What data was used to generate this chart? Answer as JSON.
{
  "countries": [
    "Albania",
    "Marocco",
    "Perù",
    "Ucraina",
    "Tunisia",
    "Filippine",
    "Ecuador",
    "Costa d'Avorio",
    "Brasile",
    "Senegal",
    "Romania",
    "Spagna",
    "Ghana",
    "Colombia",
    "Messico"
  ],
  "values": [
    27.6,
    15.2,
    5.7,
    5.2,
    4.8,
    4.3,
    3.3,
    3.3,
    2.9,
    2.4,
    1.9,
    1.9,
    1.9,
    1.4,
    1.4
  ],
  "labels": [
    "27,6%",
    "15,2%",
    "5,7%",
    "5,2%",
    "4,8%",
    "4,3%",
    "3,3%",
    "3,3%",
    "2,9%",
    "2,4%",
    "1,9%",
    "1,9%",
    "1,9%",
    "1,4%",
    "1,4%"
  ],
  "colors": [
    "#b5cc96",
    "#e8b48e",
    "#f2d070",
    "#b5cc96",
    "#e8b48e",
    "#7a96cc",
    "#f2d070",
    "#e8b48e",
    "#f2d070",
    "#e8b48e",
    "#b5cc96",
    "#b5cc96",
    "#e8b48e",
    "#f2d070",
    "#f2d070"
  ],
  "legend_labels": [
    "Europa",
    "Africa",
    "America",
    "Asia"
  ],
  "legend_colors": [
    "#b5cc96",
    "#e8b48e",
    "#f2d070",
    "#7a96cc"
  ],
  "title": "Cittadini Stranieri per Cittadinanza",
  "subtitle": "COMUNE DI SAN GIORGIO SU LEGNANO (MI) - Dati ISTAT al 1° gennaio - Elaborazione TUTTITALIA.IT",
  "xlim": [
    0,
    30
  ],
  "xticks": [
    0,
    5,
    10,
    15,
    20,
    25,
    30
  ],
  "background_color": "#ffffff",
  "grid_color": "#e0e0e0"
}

--

[Task to carry out]: Transcribe every line of the data, exactly as it stands.

[Final result]:
What data was used to generate this chart? Answer as JSON.
{
  "countries": [
    "Albania",
    "Marocco",
    "Perù",
    "Ucraina",
    "Tunisia",
    "Filippine",
    "Ecuador",
    "Costa d'Avorio",
    "Brasile",
    "Senegal",
    "Romania",
    "Spagna",
    "Ghana",
    "Colombia",
    "Messico"
  ],
  "values": [
    27.6,
    15.2,
    5.7,
    5.2,
    4.8,
    4.3,
    3.3,
    3.3,
    2.9,
    2.4,
    1.9,
    1.9,
    1.9,
    1.4,
    1.4
  ],
  "labels": [
    "27,6%",
    "15,2%",
    "5,7%",
    "5,2%",
    "4,8%",
    "4,3%",
    "3,3%",
    "3,3%",
    "2,9%",
    "2,4%",
    "1,9%",
    "1,9%",
    "1,9%",
    "1,4%",
    "1,4%"
  ],
  "colors": [
    "#b5cc96",
    "#e8b48e",
    "#f2d070",
    "#b5cc96",
    "#e8b48e",
    "#7a96cc",
    "#f2d070",
    "#e8b48e",
    "#f2d070",
    "#e8b48e",
    "#b5cc96",
    "#b5cc96",
    "#e8b48e",
    "#f2d070",
    "#f2d070"
  ],
  "legend_labels": [
    "Europa",
    "Africa",
    "America",
    "Asia"
  ],
  "legend_colors": [
    "#b5cc96",
    "#e8b48e",
    "#f2d070",
    "#7a96cc"
  ],
  "title": "Cittadini Stranieri per Cittadinanza",
  "subtitle": "COMUNE DI SAN GIORGIO SU LEGNANO (MI) - Dati ISTAT al 1° gennaio - Elaborazione TUTTITALIA.IT",
  "xlim": [
    0,
    30
  ],
  "xticks": [
    0,
    5,
    10,
    15,
    20,
    25,
    30
  ],
  "background_color": "#ffffff",
  "grid_color": "#e0e0e0"
}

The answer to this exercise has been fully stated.